### WHAT YOU WILL DO
Set down all of the data exactly as it appears.

[start RAW DATA]

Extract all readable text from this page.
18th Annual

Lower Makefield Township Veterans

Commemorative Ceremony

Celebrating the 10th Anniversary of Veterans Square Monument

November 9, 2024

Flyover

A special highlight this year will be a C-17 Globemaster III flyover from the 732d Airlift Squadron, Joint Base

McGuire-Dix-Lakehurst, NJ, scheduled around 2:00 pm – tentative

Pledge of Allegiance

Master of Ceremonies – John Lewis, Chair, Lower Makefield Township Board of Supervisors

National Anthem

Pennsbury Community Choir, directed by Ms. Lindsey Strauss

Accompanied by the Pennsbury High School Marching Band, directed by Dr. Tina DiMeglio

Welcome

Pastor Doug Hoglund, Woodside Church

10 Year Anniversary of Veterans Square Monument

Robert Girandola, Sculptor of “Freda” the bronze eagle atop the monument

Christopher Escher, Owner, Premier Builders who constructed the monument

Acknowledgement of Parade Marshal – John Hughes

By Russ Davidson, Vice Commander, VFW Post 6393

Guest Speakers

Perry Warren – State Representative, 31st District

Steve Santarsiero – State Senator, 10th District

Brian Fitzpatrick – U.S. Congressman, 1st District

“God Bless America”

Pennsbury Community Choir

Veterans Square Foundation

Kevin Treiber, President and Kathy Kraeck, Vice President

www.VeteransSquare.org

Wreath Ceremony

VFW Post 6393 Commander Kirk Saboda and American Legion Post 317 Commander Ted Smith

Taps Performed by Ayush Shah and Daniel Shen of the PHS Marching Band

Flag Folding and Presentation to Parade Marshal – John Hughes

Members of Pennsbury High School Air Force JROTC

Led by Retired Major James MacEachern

[end RAW DATA]

### RESPONSE
Extract all readable text from this page.
18th Annual

Lower Makefield Township Veterans

Commemorative Ceremony

Celebrating the 10th Anniversary of Veterans Square Monument

November 9, 2024

Flyover

A special highlight this year will be a C-17 Globemaster III flyover from the 732d Airlift Squadron, Joint Base

McGuire-Dix-Lakehurst, NJ, scheduled around 2:00 pm – tentative

Pledge of Allegiance

Master of Ceremonies – John Lewis, Chair, Lower Makefield Township Board of Supervisors

National Anthem

Pennsbury Community Choir, directed by Ms. Lindsey Strauss

Accompanied by the Pennsbury High School Marching Band, directed by Dr. Tina DiMeglio

Welcome

Pastor Doug Hoglund, Woodside Church

10 Year Anniversary of Veterans Square Monument

Robert Girandola, Sculptor of “Freda” the bronze eagle atop the monument

Christopher Escher, Owner, Premier Builders who constructed the monument

Acknowledgement of Parade Marshal – John Hughes

By Russ Davidson, Vice Commander, VFW Post 6393

Guest Speakers

Perry Warren – State Representative, 31st District

Steve Santarsiero – State Senator, 10th District

Brian Fitzpatrick – U.S. Congressman, 1st District

“God Bless America”

Pennsbury Community Choir

Veterans Square Foundation

Kevin Treiber, President and Kathy Kraeck, Vice President

www.VeteransSquare.org

Wreath Ceremony

VFW Post 6393 Commander Kirk Saboda and American Legion Post 317 Commander Ted Smith

Taps Performed by Ayush Shah and Daniel Shen of the PHS Marching Band

Flag Folding and Presentation to Parade Marshal – John Hughes

Members of Pennsbury High School Air Force JROTC

Led by Retired Major James MacEachern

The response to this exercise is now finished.